Source records
------------------------

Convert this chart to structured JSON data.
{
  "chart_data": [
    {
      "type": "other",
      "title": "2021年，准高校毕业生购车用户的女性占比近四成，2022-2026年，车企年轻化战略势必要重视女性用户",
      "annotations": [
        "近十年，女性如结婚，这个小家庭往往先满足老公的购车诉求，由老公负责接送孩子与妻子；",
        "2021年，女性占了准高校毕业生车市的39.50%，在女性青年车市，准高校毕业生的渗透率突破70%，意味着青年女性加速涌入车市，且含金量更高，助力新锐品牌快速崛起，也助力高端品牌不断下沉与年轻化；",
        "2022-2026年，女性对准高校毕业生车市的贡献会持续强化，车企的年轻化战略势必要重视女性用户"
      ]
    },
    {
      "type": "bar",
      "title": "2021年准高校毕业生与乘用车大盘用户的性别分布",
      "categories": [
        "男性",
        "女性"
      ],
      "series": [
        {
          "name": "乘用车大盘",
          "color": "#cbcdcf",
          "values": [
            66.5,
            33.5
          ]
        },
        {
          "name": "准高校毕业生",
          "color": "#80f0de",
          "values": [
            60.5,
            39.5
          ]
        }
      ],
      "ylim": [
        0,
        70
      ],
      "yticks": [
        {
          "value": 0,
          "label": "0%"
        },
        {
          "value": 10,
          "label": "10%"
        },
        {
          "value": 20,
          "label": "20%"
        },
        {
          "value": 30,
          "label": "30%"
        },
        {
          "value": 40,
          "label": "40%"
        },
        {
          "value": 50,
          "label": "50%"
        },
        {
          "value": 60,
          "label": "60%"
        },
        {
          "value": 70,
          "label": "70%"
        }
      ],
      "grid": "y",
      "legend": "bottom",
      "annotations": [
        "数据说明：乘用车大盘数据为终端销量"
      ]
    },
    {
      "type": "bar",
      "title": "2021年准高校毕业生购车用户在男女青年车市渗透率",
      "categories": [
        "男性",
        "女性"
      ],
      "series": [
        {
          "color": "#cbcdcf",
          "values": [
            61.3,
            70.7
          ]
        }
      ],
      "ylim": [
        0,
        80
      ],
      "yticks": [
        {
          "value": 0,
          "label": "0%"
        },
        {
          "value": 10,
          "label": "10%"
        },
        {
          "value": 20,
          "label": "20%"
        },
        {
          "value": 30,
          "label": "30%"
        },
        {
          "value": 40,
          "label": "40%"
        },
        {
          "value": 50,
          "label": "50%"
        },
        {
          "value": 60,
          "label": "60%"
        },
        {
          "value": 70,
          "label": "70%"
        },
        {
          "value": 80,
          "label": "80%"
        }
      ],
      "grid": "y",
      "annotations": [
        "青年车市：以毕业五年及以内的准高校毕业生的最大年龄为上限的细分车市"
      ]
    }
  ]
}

------------------------

◆ WHAT YOU ARE ASKED TO DO
Output the whole listing above again, word for word.

◆ TASK RESPONSE
Convert this chart to structured JSON data.
{
  "chart_data": [
    {
      "type": "other",
      "title": "2021年，准高校毕业生购车用户的女性占比近四成，2022-2026年，车企年轻化战略势必要重视女性用户",
      "annotations": [
        "近十年，女性如结婚，这个小家庭往往先满足老公的购车诉求，由老公负责接送孩子与妻子；",
        "2021年，女性占了准高校毕业生车市的39.50%，在女性青年车市，准高校毕业生的渗透率突破70%，意味着青年女性加速涌入车市，且含金量更高，助力新锐品牌快速崛起，也助力高端品牌不断下沉与年轻化；",
        "2022-2026年，女性对准高校毕业生车市的贡献会持续强化，车企的年轻化战略势必要重视女性用户"
      ]
    },
    {
      "type": "bar",
      "title": "2021年准高校毕业生与乘用车大盘用户的性别分布",
      "categories": [
        "男性",
        "女性"
      ],
      "series": [
        {
          "name": "乘用车大盘",
          "color": "#cbcdcf",
          "values": [
            66.5,
            33.5
          ]
        },
        {
          "name": "准高校毕业生",
          "color": "#80f0de",
          "values": [
            60.5,
            39.5
          ]
        }
      ],
      "ylim": [
        0,
        70
      ],
      "yticks": [
        {
          "value": 0,
          "label": "0%"
        },
        {
          "value": 10,
          "label": "10%"
        },
        {
          "value": 20,
          "label": "20%"
        },
        {
          "value": 30,
          "label": "30%"
        },
        {
          "value": 40,
          "label": "40%"
        },
        {
          "value": 50,
          "label": "50%"
        },
        {
          "value": 60,
          "label": "60%"
        },
        {
          "value": 70,
          "label": "70%"
        }
      ],
      "grid": "y",
      "legend": "bottom",
      "annotations": [
        "数据说明：乘用车大盘数据为终端销量"
      ]
    },
    {
      "type": "bar",
      "title": "2021年准高校毕业生购车用户在男女青年车市渗透率",
      "categories": [
        "男性",
        "女性"
      ],
      "series": [
        {
          "color": "#cbcdcf",
          "values": [
            61.3,
            70.7
          ]
        }
      ],
      "ylim": [
        0,
        80
      ],
      "yticks": [
        {
          "value": 0,
          "label": "0%"
        },
        {
          "value": 10,
          "label": "10%"
        },
        {
          "value": 20,
          "label": "20%"
        },
        {
          "value": 30,
          "label": "30%"
        },
        {
          "value": 40,
          "label": "40%"
        },
        {
          "value": 50,
          "label": "50%"
        },
        {
          "value": 60,
          "label": "60%"
        },
        {
          "value": 70,
          "label": "70%"
        },
        {
          "value": 80,
          "label": "80%"
        }
      ],
      "grid": "y",
      "annotations": [
        "青年车市：以毕业五年及以内的准高校毕业生的最大年龄为上限的细分车市"
      ]
    }
  ]
}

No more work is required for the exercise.